● **QUOTED PASSAGE**:
** Start **

LCG Web>WLCGCommonComputingReadinessChallenges>WLCGOperationsWeb>WLCGOpsCoordination>WLCGOpsMinutes160407 (2018-02-28, MaartenLitmaath)

EditAttachPDF

WLCG Operations Coordination Minutes, April 7th 2016

Highlights

Sites should review the WLCG scope tags for their services in GOCDB
New version of Argus fixing instability issues is available for CentOS/EL7 in the EGI preview repository (not yet ready for release)
Experiments have summarised their use of Accounting Portal and Accounting Reports and reported about existing issues with Accounting. This summary will be presented next week at the pre-GDB.
Next Ops Coord meeting on 28th April will be dedicated to Networking and Metrics WG review

Agenda

https://indico.cern.ch/event/514077/

Attendance

local: Maria Alandes (minutes), Maarten Litmaath, Stefan Roiser, Oliver Keeble, Jerome Belleman, Andrea Manzi, Julia Andreeva, Ale Di Girolamo
remote: Alessandra Forti (chair), David Bouvet, Di Qing, Eric Lancon, Javier Sanchez, Stefano Belforte, Thomas Hartmann, Ulf Tigerstedt, Gareth Smith, Alessandra Doria, Alessandro Cavalli, Kyle Gross, Xavier Mol, Stuart Pullinger, Philippe Charpentier, Nurcan Ozturk, Stephan Lammel, Felix Lee
apologies: Catherine Biscarat, Vincenzo Spinoso

Operations News

Next week pre-GDB is on accounting today is dedicated to collect feedback for the discussion that will be held at the pre-GDB.
Sites should have received a broadcast asking them to review the new WLCG tags in the GOCDB portal https://goc.egi.eu/portal
Reminder that reports while they have to be written will not be read anymore out loud. There will be a round table to see if there are comments or questions which should not exceed 30mins. Most of the meeting should be dedicated to the topic which today is accounting. For this to work people should really write the reports in advance and give a chance to fellow WOC'ers to parse them.

** End **

● **SET OF TASKS**:
• a. Please condense the paragraph of the meeting minutes that begins "Reminder that reports while they have to be written" into a short bulleted list that keeps its main facts.
• b. Reproduce the meeting minutes word for word, covering everything from "Sites should review" down to "week at the pre-GDB.".

● **GIVEN ENTRIES**:
** Start **

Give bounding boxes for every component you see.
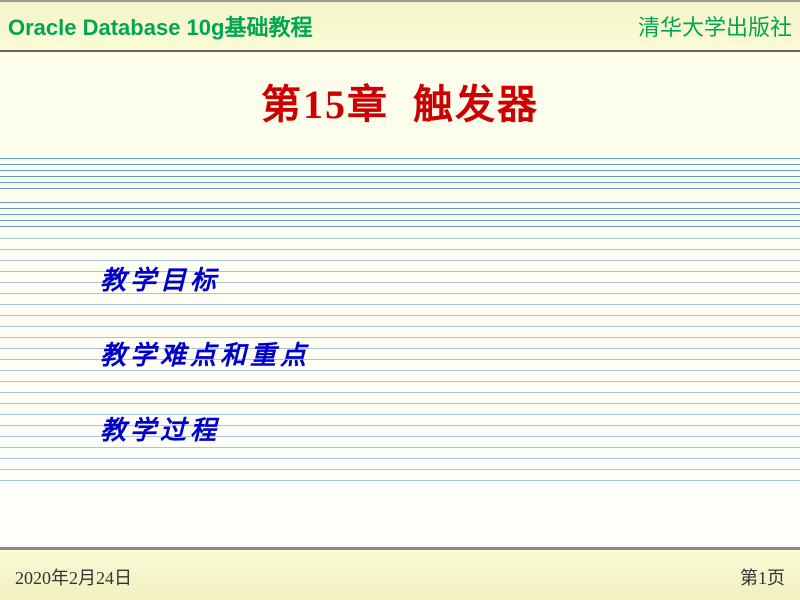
chapter-prefix: 第 [261,82,303,127]
content-item-objectives: 教学目标 [100,260,310,297]
footer-page-number: 第1页 [740,564,785,590]
chapter-title: 第15章 触发器 [0,72,800,130]
publisher-name: 清华大学出版社 [638,10,792,42]
slide-header: Oracle Database 10g基础教程 清华大学出版社 [0,0,800,52]
content-item-keypoints: 教学难点和重点 [100,335,310,372]
chapter-title-area: 第15章 触发器 [0,64,800,134]
chapter-topic: 触发器 [413,82,539,127]
chapter-suffix: 章 [347,82,389,127]
content-item-process: 教学过程 [100,410,310,447]
decorative-lines-upper [0,158,800,194]
slide-footer: 2020年2月24日 第1页 [0,548,800,600]
chapter-number: 15 [303,82,347,127]
footer-date: 2020年2月24日 [15,564,132,590]
decorative-lines-lower [0,202,800,232]
content-list: 教学目标 教学难点和重点 教学过程 [100,260,310,485]
course-title: Oracle Database 10g基础教程 [8,10,312,42]
slide-container: Oracle Database 10g基础教程 清华大学出版社 第15章 触发器… [0,0,800,600]
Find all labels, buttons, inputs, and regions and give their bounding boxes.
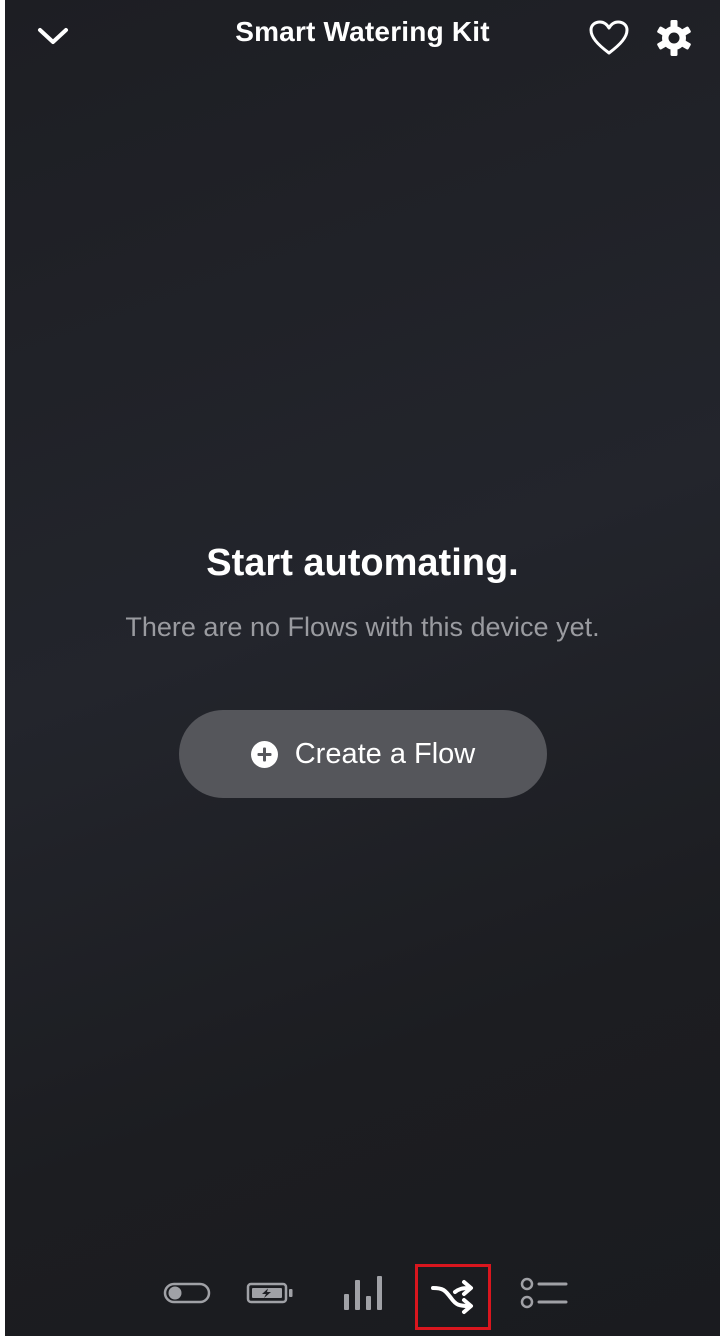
create-flow-button[interactable]: Create a Flow [179,710,547,798]
tab-details[interactable] [507,1262,581,1324]
toggle-icon [163,1282,211,1304]
header: Smart Watering Kit [5,0,720,72]
tab-energy[interactable] [233,1262,307,1324]
empty-state-title: Start automating. [206,542,519,584]
battery-icon [246,1282,293,1304]
empty-state-subtitle: There are no Flows with this device yet. [125,612,600,642]
tab-controls[interactable] [150,1262,224,1324]
bottom-tab-bar [5,1262,720,1332]
gear-icon [657,20,691,56]
favorite-button[interactable] [587,16,631,60]
plus-circle-icon [250,740,278,768]
shuffle-icon [431,1280,473,1314]
list-icon [520,1277,568,1309]
chevron-down-icon [38,28,68,44]
tab-insights[interactable] [326,1262,400,1324]
heart-outline-icon [589,20,629,55]
device-screen: Smart Watering Kit Start automating. The… [5,0,720,1336]
collapse-button[interactable] [31,14,75,58]
settings-button[interactable] [652,16,696,60]
tab-flows[interactable] [415,1264,491,1330]
create-flow-label: Create a Flow [294,737,476,770]
bar-chart-icon [344,1276,382,1310]
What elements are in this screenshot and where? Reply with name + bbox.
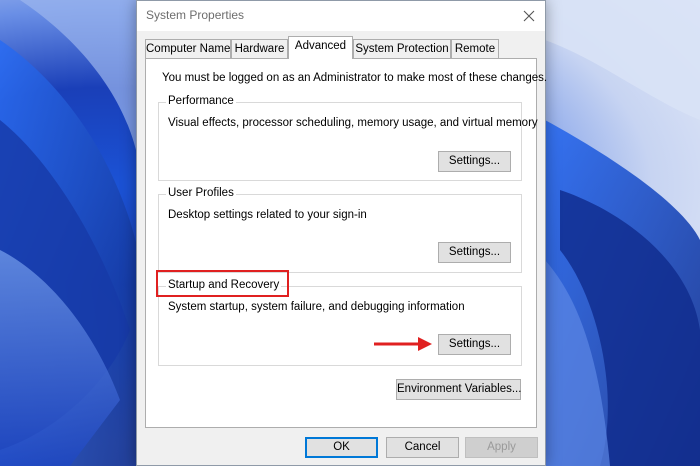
- close-icon: [523, 10, 535, 22]
- tab-computer-name[interactable]: Computer Name: [145, 39, 231, 58]
- admin-note: You must be logged on as an Administrato…: [162, 72, 548, 84]
- tab-advanced[interactable]: Advanced: [288, 36, 353, 59]
- performance-settings-button[interactable]: Settings...: [438, 151, 511, 172]
- arrow-right-icon: [374, 337, 432, 351]
- performance-label: Performance: [166, 95, 236, 107]
- performance-description: Visual effects, processor scheduling, me…: [168, 117, 538, 129]
- user-profiles-description: Desktop settings related to your sign-in: [168, 209, 367, 221]
- user-profiles-group: User Profiles Desktop settings related t…: [158, 187, 522, 273]
- title-bar[interactable]: System Properties: [137, 1, 545, 31]
- startup-recovery-label: Startup and Recovery: [166, 279, 282, 291]
- cancel-button[interactable]: Cancel: [386, 437, 459, 458]
- tab-system-protection[interactable]: System Protection: [353, 39, 451, 58]
- advanced-tab-panel: You must be logged on as an Administrato…: [145, 58, 547, 428]
- tab-hardware[interactable]: Hardware: [231, 39, 288, 58]
- system-properties-dialog: System Properties Computer Name Hardware…: [136, 0, 547, 466]
- performance-group: Performance Visual effects, processor sc…: [158, 95, 538, 181]
- tab-remote[interactable]: Remote: [451, 39, 499, 58]
- window-title: System Properties: [146, 8, 245, 22]
- user-profiles-settings-button[interactable]: Settings...: [438, 242, 511, 263]
- environment-variables-button[interactable]: Environment Variables...: [396, 379, 521, 400]
- ok-button[interactable]: OK: [305, 437, 378, 458]
- startup-recovery-description: System startup, system failure, and debu…: [168, 301, 465, 313]
- startup-recovery-group: Startup and Recovery System startup, sys…: [158, 279, 522, 366]
- startup-recovery-settings-button[interactable]: Settings...: [438, 334, 511, 355]
- user-profiles-label: User Profiles: [166, 187, 236, 199]
- apply-button[interactable]: Apply: [465, 437, 538, 458]
- close-button[interactable]: [513, 1, 545, 31]
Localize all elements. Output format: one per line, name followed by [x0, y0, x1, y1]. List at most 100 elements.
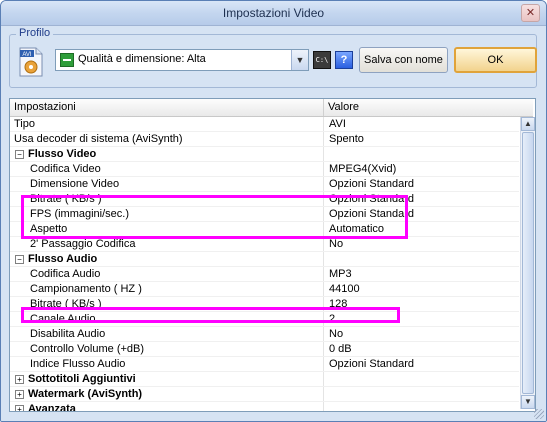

** End **

● **ANSWERS GIVEN**:
• a.
- Reports must still be written but will no longer be read aloud.
- A round table will gather comments or questions and should not exceed 30 minutes.
- Most of the meeting should be dedicated to the topic, which today is accounting.
- For this to work, people should write their reports in advance so fellow WOC'ers have a chance to parse them.

• b.
Sites should review the WLCG scope tags for their services in GOCDB
New version of Argus fixing instability issues is available for CentOS/EL7 in the EGI preview repository (not yet ready for release)
Experiments have summarised their use of Accounting Portal and Accounting Reports and reported about existing issues with Accounting. This summary will be presented next week at the pre-GDB.